§ **OBJECTIVE**
Records follow. Pull out every line that contains "BITFINEX".

§ **MATERIAL**
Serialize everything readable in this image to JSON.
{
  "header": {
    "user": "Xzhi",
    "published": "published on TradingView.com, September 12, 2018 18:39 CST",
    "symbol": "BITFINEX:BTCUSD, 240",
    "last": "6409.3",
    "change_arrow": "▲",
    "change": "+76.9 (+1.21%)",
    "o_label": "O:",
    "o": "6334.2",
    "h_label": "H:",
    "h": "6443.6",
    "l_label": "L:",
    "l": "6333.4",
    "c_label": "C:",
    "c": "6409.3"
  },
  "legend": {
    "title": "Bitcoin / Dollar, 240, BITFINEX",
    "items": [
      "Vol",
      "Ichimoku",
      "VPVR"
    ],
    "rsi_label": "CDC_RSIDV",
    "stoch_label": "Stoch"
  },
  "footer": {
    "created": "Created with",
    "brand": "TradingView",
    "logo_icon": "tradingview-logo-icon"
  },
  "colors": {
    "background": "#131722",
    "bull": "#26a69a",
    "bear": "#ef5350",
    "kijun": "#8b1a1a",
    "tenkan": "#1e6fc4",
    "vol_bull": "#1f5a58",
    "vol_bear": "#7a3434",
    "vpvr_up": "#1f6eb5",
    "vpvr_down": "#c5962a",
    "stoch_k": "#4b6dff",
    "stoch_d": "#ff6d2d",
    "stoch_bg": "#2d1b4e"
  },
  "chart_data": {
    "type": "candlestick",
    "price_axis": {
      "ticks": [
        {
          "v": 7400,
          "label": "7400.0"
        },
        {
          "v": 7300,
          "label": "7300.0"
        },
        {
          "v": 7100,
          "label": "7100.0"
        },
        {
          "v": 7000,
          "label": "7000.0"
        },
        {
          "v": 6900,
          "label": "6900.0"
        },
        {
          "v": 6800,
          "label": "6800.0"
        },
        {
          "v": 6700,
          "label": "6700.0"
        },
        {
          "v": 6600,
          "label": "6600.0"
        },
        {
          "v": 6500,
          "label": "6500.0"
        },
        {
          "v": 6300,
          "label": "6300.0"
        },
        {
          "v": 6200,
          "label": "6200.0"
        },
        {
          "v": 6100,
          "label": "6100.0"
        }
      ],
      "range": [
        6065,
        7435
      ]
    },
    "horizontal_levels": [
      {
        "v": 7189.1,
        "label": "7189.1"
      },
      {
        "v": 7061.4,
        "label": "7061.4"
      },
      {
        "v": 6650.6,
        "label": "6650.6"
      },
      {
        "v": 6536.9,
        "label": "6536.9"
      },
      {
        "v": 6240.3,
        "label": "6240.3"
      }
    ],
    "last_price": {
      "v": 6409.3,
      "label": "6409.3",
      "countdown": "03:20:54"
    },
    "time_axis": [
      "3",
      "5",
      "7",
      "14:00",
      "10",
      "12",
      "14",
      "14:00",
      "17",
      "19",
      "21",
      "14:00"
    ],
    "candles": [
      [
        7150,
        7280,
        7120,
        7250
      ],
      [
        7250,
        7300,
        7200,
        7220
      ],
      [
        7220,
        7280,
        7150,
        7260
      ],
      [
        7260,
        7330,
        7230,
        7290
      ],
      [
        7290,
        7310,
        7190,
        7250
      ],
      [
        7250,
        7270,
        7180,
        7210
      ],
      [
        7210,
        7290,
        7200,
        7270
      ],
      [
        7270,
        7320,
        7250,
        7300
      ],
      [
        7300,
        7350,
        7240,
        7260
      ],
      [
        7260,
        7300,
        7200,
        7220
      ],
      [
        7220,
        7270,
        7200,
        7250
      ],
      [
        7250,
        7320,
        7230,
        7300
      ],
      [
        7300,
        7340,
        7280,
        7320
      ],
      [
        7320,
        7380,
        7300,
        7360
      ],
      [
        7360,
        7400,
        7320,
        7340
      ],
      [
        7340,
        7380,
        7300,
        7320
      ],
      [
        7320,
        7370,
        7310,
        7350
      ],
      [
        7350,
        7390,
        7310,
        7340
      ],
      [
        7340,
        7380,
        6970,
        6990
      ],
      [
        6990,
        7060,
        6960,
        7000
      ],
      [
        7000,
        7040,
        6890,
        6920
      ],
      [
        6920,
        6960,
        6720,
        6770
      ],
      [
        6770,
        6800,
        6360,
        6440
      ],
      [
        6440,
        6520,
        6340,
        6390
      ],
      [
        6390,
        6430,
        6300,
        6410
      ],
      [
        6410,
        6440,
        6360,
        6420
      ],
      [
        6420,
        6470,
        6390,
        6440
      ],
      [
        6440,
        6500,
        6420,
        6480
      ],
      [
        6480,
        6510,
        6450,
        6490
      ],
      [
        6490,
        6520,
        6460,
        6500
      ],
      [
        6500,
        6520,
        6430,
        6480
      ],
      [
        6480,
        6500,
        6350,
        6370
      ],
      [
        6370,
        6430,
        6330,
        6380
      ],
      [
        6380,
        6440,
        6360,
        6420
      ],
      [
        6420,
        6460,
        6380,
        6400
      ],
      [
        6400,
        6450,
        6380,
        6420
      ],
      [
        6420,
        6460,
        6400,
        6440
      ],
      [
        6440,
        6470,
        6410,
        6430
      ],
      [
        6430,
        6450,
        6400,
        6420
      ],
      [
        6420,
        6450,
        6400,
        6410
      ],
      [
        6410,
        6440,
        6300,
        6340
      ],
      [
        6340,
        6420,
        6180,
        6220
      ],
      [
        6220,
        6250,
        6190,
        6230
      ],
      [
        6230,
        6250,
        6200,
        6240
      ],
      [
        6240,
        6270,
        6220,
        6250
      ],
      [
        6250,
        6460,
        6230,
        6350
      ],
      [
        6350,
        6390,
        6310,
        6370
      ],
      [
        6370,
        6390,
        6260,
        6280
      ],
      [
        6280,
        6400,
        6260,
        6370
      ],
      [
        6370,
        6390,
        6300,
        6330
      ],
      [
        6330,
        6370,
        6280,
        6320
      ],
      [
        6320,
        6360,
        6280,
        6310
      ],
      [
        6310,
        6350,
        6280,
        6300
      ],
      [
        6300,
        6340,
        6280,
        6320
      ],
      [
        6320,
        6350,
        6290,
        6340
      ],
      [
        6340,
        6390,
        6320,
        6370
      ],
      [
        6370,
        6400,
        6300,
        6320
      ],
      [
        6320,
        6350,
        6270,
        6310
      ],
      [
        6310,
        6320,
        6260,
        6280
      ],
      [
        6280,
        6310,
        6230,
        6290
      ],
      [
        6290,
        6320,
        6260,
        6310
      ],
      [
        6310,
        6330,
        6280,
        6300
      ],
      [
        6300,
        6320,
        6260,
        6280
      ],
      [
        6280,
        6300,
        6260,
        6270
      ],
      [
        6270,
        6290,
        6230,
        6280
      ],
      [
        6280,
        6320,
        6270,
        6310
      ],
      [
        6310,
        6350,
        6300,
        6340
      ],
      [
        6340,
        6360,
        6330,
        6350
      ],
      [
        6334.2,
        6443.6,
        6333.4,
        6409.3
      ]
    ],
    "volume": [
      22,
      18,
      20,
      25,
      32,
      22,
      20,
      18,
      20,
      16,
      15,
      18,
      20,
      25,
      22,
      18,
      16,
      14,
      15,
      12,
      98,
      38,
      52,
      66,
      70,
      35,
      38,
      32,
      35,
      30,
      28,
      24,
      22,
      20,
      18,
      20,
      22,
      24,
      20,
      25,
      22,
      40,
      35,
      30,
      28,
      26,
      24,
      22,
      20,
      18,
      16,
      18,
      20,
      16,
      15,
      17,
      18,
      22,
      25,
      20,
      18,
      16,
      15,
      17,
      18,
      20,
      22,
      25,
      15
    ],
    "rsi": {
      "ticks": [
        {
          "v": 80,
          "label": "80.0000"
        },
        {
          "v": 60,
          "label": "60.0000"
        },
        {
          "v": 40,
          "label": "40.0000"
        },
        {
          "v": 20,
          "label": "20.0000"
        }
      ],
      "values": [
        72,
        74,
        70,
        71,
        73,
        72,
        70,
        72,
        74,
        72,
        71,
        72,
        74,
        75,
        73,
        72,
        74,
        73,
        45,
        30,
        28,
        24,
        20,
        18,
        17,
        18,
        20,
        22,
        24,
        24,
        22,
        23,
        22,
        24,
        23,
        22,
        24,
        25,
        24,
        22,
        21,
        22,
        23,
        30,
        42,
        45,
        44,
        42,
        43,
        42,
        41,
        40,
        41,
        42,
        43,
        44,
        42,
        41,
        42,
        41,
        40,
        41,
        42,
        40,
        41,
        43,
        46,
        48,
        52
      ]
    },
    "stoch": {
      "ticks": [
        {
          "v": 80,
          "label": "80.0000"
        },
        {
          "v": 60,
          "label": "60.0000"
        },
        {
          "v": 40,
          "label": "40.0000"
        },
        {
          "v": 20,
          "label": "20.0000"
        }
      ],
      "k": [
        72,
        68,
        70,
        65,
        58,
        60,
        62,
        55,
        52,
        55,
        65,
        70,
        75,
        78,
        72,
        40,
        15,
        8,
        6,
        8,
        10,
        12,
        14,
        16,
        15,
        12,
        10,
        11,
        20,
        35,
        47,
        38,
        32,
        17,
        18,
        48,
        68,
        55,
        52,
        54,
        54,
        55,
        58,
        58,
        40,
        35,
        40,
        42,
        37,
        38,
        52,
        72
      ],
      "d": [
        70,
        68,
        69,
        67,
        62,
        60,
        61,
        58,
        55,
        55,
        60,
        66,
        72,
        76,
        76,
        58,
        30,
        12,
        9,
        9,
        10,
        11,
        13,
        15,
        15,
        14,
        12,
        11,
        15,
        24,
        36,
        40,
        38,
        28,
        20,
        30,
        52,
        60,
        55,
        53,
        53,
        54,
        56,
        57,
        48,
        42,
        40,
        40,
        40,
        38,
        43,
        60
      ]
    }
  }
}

§ **WRITTEN RESPONSE**
    "symbol": "BITFINEX:BTCUSD, 240",
    "title": "Bitcoin / Dollar, 240, BITFINEX",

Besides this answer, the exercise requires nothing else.